»»

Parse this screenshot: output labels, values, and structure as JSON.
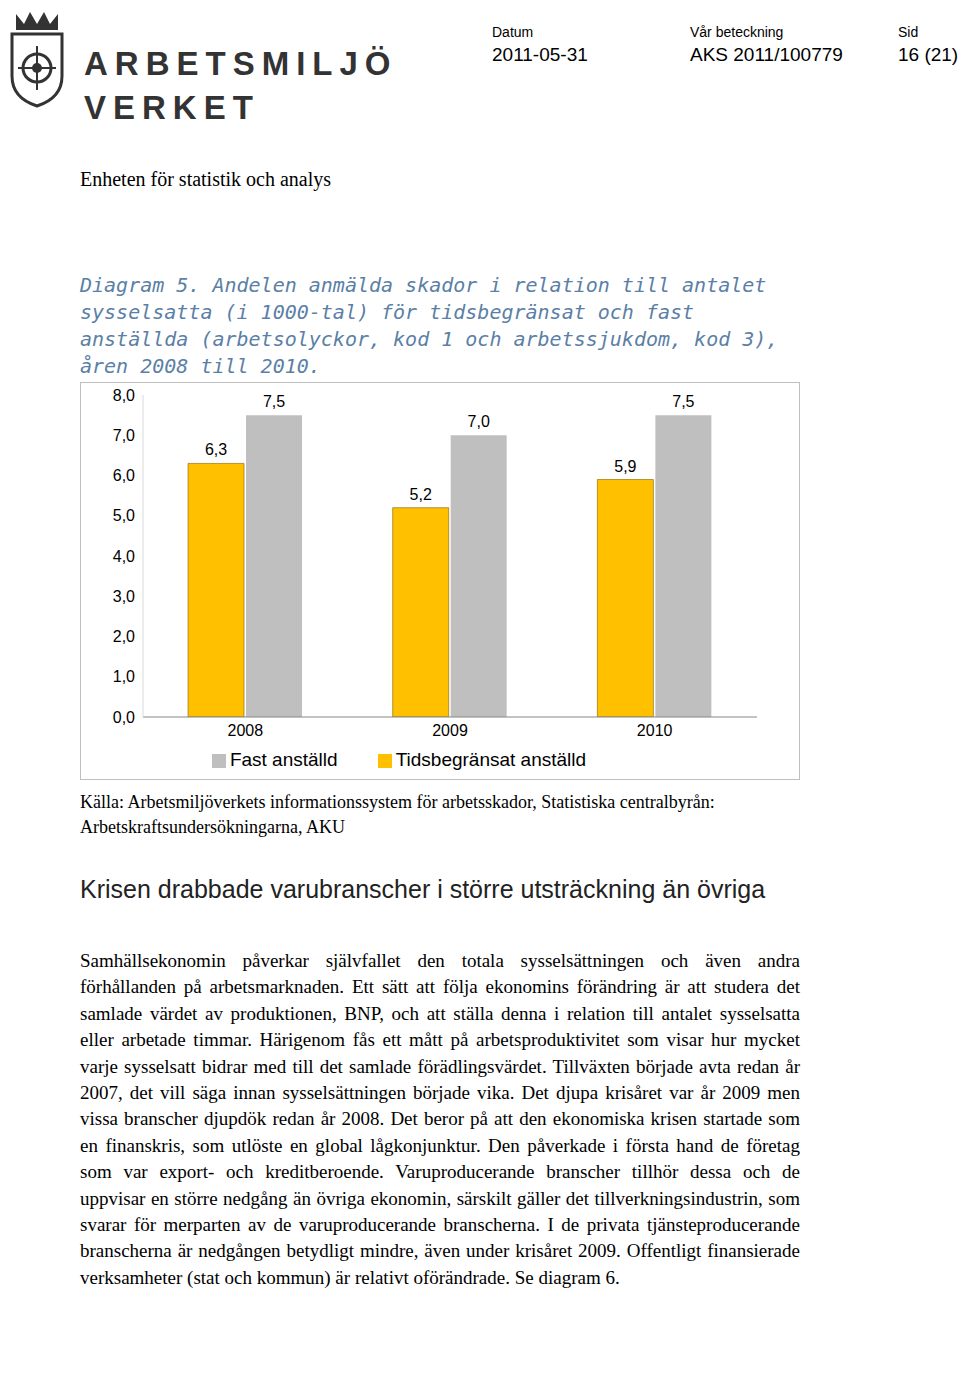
{
  "header": {
    "logo": [
      "ARBETSMILJÖ",
      "VERKET"
    ],
    "fields": [
      {
        "label": "Datum",
        "value": "2011-05-31"
      },
      {
        "label": "Vår beteckning",
        "value": "AKS 2011/100779"
      },
      {
        "label": "Sid",
        "value": "16 (21)"
      }
    ]
  },
  "unit": "Enheten för statistik och analys",
  "caption": "Diagram 5. Andelen anmälda skador i relation till antalet sysselsatta (i 1000-tal) för tidsbegränsat och fast anställda (arbetsolyckor, kod 1 och arbetssjukdom, kod 3), åren 2008 till 2010.",
  "chart_data": {
    "type": "bar",
    "categories": [
      "2008",
      "2009",
      "2010"
    ],
    "series": [
      {
        "name": "Tidsbegränsat anställd",
        "color": "#ffc000",
        "values": [
          6.3,
          5.2,
          5.9
        ],
        "value_labels": [
          "6,3",
          "5,2",
          "5,9"
        ]
      },
      {
        "name": "Fast anställd",
        "color": "#bfbfbf",
        "values": [
          7.5,
          7.0,
          7.5
        ],
        "value_labels": [
          "7,5",
          "7,0",
          "7,5"
        ]
      }
    ],
    "ylim": [
      0,
      8
    ],
    "yticks": [
      {
        "value": 0,
        "label": "0,0"
      },
      {
        "value": 1,
        "label": "1,0"
      },
      {
        "value": 2,
        "label": "2,0"
      },
      {
        "value": 3,
        "label": "3,0"
      },
      {
        "value": 4,
        "label": "4,0"
      },
      {
        "value": 5,
        "label": "5,0"
      },
      {
        "value": 6,
        "label": "6,0"
      },
      {
        "value": 7,
        "label": "7,0"
      },
      {
        "value": 8,
        "label": "8,0"
      }
    ],
    "grid": false,
    "legend": "bottom",
    "data_labels": true
  },
  "source": "Källa: Arbetsmiljöverkets informationssystem för arbetsskador, Statistiska centralbyrån: Arbetskraftsundersökningarna, AKU",
  "heading": "Krisen drabbade varubranscher i större utsträckning än övriga",
  "paragraph": "Samhällsekonomin påverkar självfallet den totala sysselsättningen och även andra förhållanden på arbetsmarknaden. Ett sätt att följa ekonomins förändring är att studera det samlade värdet av produktionen, BNP, och att ställa denna i relation till antalet sysselsatta eller arbetade timmar. Härigenom fås ett mått på arbetsproduktivitet som visar hur mycket varje sysselsatt bidrar med till det samlade förädlingsvärdet. Tillväxten började avta redan år 2007, det vill säga innan sysselsättningen började vika. Det djupa krisåret var år 2009 men vissa branscher djupdök redan år 2008. Det beror på att den ekonomiska krisen startade som en finanskris, som utlöste en global lågkonjunktur. Den påverkade i första hand de företag som var export- och kreditberoende. Varuproducerande branscher tillhör dessa och de uppvisar en större nedgång än övriga ekonomin, särskilt gäller det tillverkningsindustrin, som svarar för merparten av de varuproducerande branscherna. I de privata tjänsteproducerande branscherna är nedgången betydligt mindre, även under krisåret 2009. Offentligt finansierade verksamheter (stat och kommun) är relativt oförändrade. Se diagram 6."
}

««

> **Problem details**
Give the number of lines in the records above that contain the word "till". Reply with that number alone.

> **Solution below**
2